Find all the lines with "contact" and gather them.

## The data
··········

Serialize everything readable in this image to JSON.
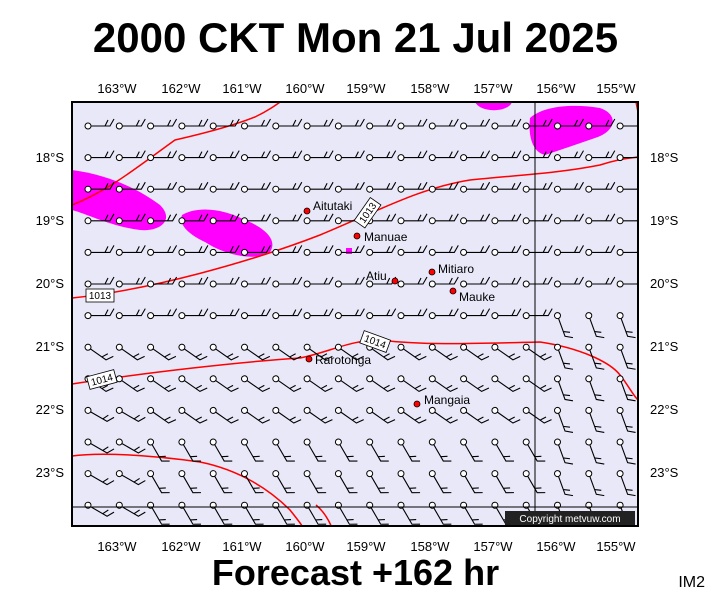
{
  "header": {
    "title": "2000 CKT Mon 21 Jul 2025"
  },
  "footer": {
    "forecast": "Forecast +162 hr",
    "code": "IM2"
  },
  "map": {
    "lon_ticks": [
      "163°W",
      "162°W",
      "161°W",
      "160°W",
      "159°W",
      "158°W",
      "157°W",
      "156°W",
      "155°W"
    ],
    "lat_ticks": [
      "18°S",
      "19°S",
      "20°S",
      "21°S",
      "22°S",
      "23°S"
    ],
    "isobar_labels": [
      "1013",
      "1013",
      "1014",
      "1014"
    ],
    "islands": [
      "Aitutaki",
      "Manuae",
      "Mitiaro",
      "Atiu",
      "Mauke",
      "Rarotonga",
      "Mangaia"
    ],
    "copyright": "Copyright metvuw.com",
    "colors": {
      "background": "#e8e8f8",
      "precip": "#ff00ff",
      "isobar": "#ff0000",
      "island": "#ff0000"
    }
  }
}
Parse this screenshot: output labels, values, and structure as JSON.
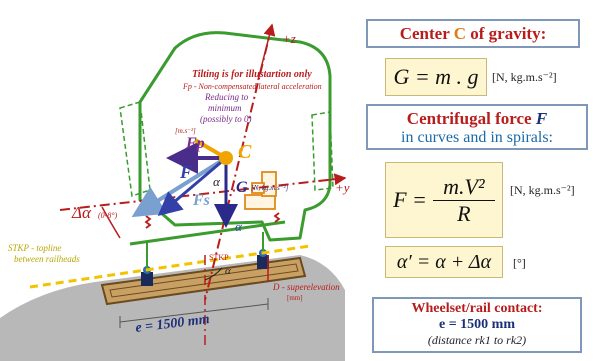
{
  "diagram": {
    "tilt_note": "Tilting is for illustartion only",
    "fp_note_1": "Fp - Non-compensated lateral acceleration",
    "fp_note_2": "Reducing to",
    "fp_note_3": "minimum",
    "fp_note_4": "(possibly to 0)",
    "fp_unit": "[m.s⁻²]",
    "label_fp": "Fp",
    "label_f": "F",
    "label_c": "C",
    "label_alpha_left": "α",
    "label_g": "G",
    "g_unit": "[N, kg.m.s⁻²]",
    "label_fs": "Fs",
    "label_alpha_bottom": "α",
    "label_z": "+z",
    "label_y": "+y",
    "delta_alpha": "Δα",
    "delta_alpha_range": "(0-8°)",
    "stkp_note_1": "STKP - topline",
    "stkp_note_2": "between railheads",
    "stkp_label": "STKP",
    "alpha_rail": "α",
    "superelevation": "D - superelevation",
    "superelevation_unit": "[mm]",
    "gauge_label": "e = 1500 mm"
  },
  "gravity": {
    "title_pre": "Center ",
    "title_letter": "C",
    "title_post": " of gravity:",
    "formula": "G = m . g",
    "unit": "[N, kg.m.s⁻²]"
  },
  "centrifugal": {
    "title_line1_pre": "Centrifugal force ",
    "title_line1_letter": "F",
    "title_line2": "in curves and in spirals:",
    "formula_lhs": "F =",
    "formula_num": "m.V²",
    "formula_den": "R",
    "unit": "[N, kg.m.s⁻²]",
    "alpha_formula": "α′ = α + Δα",
    "alpha_unit": "[°]"
  },
  "contact": {
    "title": "Wheelset/rail contact:",
    "gauge": "e = 1500 mm",
    "note": "(distance rk1 to rk2)"
  },
  "colors": {
    "body_green": "#3a9b2e",
    "axis_red": "#b81d1d",
    "fp_purple": "#7a2a8a",
    "f_blue": "#3340a8",
    "fs_lightblue": "#7aa0cf",
    "c_orange": "#f0a400",
    "track_yellow": "#f2c400",
    "panel_border": "#7f98b8"
  }
}
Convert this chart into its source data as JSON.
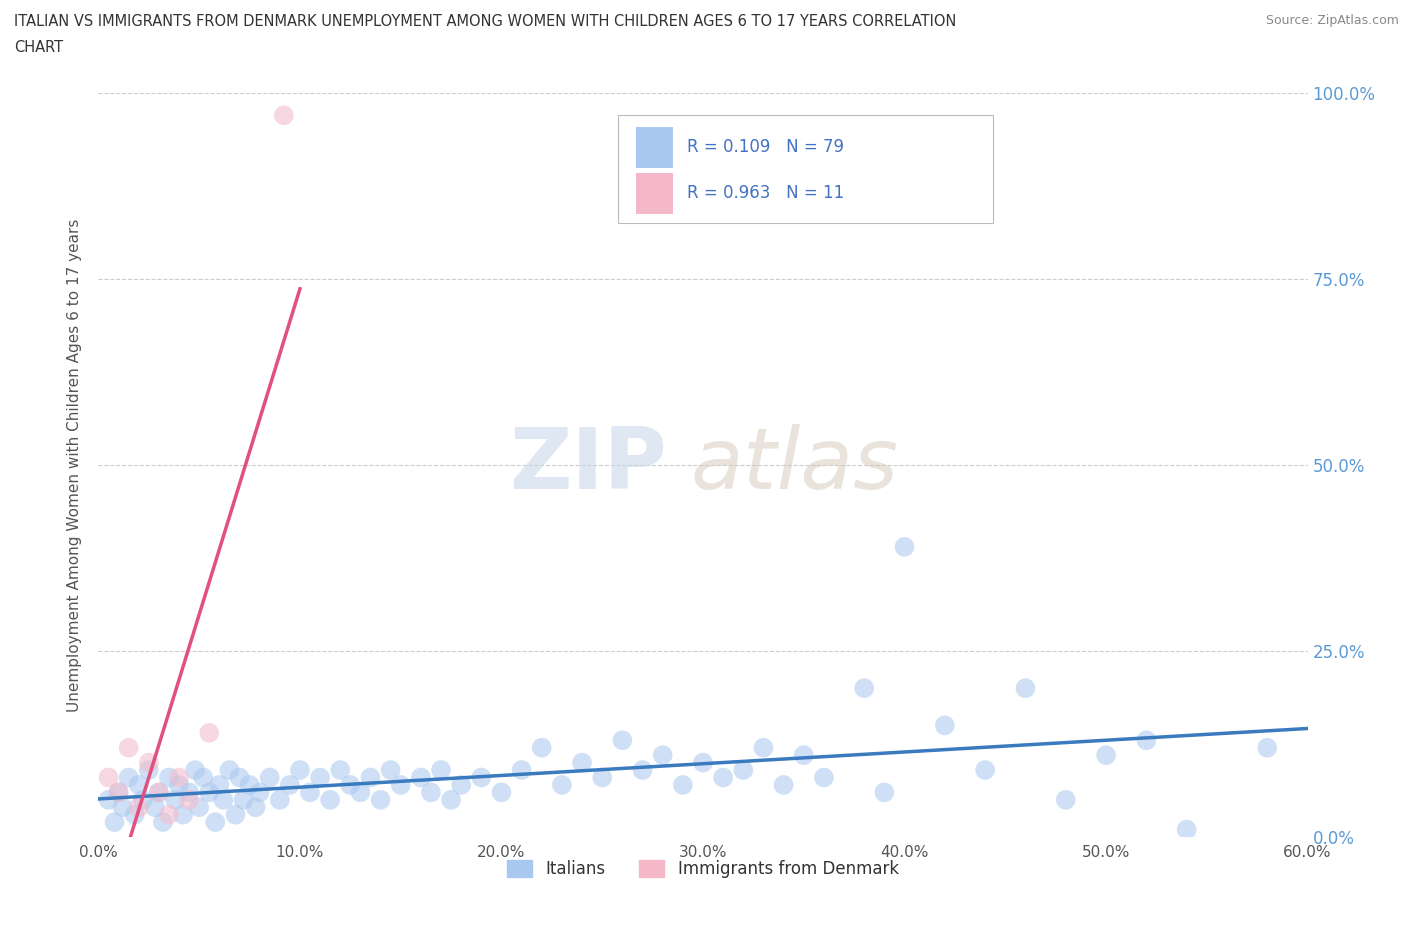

··········

## Solution
  "contact": {
    "title": "Wheelset/rail contact:",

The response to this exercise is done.